(What to do): Exclude images, then output the remaining data verbatim.

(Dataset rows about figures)

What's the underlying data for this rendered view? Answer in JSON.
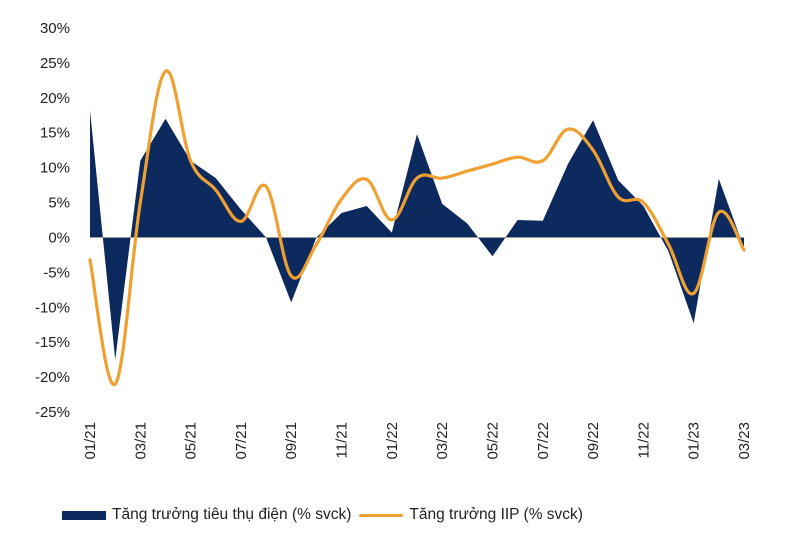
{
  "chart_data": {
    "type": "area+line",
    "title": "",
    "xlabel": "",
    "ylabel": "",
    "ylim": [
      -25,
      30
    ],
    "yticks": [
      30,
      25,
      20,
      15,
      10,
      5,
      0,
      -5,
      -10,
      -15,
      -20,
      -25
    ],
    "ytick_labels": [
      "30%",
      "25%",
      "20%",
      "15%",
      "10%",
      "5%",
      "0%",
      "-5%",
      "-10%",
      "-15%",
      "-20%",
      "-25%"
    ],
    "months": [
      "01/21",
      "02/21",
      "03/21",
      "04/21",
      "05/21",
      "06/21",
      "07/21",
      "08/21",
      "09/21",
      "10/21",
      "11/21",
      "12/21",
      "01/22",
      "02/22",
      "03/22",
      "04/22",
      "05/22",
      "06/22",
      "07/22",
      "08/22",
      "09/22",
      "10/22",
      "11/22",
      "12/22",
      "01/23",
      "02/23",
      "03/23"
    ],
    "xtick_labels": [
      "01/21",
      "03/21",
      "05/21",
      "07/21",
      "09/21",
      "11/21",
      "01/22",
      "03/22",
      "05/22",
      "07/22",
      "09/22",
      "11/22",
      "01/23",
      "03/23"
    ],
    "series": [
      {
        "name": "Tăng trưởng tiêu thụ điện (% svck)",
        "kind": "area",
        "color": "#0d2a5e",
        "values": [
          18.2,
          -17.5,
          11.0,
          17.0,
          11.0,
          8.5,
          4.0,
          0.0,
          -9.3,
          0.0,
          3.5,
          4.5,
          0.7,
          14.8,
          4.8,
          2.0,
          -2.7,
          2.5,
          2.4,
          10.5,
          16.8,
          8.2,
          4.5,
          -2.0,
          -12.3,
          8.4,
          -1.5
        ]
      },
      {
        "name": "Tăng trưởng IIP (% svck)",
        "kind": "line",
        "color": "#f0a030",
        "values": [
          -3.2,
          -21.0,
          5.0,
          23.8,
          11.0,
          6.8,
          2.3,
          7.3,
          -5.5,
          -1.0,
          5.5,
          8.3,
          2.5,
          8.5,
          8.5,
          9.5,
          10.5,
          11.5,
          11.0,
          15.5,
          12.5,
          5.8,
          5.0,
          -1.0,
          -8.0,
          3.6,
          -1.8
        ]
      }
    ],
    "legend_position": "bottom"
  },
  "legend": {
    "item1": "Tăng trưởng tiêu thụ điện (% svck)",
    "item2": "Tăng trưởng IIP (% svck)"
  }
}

(Full solution):
What's the underlying data for this rendered view? Answer in JSON.
{
  "chart_data": {
    "type": "area+line",
    "title": "",
    "xlabel": "",
    "ylabel": "",
    "ylim": [
      -25,
      30
    ],
    "yticks": [
      30,
      25,
      20,
      15,
      10,
      5,
      0,
      -5,
      -10,
      -15,
      -20,
      -25
    ],
    "ytick_labels": [
      "30%",
      "25%",
      "20%",
      "15%",
      "10%",
      "5%",
      "0%",
      "-5%",
      "-10%",
      "-15%",
      "-20%",
      "-25%"
    ],
    "months": [
      "01/21",
      "02/21",
      "03/21",
      "04/21",
      "05/21",
      "06/21",
      "07/21",
      "08/21",
      "09/21",
      "10/21",
      "11/21",
      "12/21",
      "01/22",
      "02/22",
      "03/22",
      "04/22",
      "05/22",
      "06/22",
      "07/22",
      "08/22",
      "09/22",
      "10/22",
      "11/22",
      "12/22",
      "01/23",
      "02/23",
      "03/23"
    ],
    "xtick_labels": [
      "01/21",
      "03/21",
      "05/21",
      "07/21",
      "09/21",
      "11/21",
      "01/22",
      "03/22",
      "05/22",
      "07/22",
      "09/22",
      "11/22",
      "01/23",
      "03/23"
    ],
    "series": [
      {
        "name": "Tăng trưởng tiêu thụ điện (% svck)",
        "kind": "area",
        "color": "#0d2a5e",
        "values": [
          18.2,
          -17.5,
          11.0,
          17.0,
          11.0,
          8.5,
          4.0,
          0.0,
          -9.3,
          0.0,
          3.5,
          4.5,
          0.7,
          14.8,
          4.8,
          2.0,
          -2.7,
          2.5,
          2.4,
          10.5,
          16.8,
          8.2,
          4.5,
          -2.0,
          -12.3,
          8.4,
          -1.5
        ]
      },
      {
        "name": "Tăng trưởng IIP (% svck)",
        "kind": "line",
        "color": "#f0a030",
        "values": [
          -3.2,
          -21.0,
          5.0,
          23.8,
          11.0,
          6.8,
          2.3,
          7.3,
          -5.5,
          -1.0,
          5.5,
          8.3,
          2.5,
          8.5,
          8.5,
          9.5,
          10.5,
          11.5,
          11.0,
          15.5,
          12.5,
          5.8,
          5.0,
          -1.0,
          -8.0,
          3.6,
          -1.8
        ]
      }
    ],
    "legend_position": "bottom"
  },
  "legend": {
    "item1": "Tăng trưởng tiêu thụ điện (% svck)",
    "item2": "Tăng trưởng IIP (% svck)"
  }
}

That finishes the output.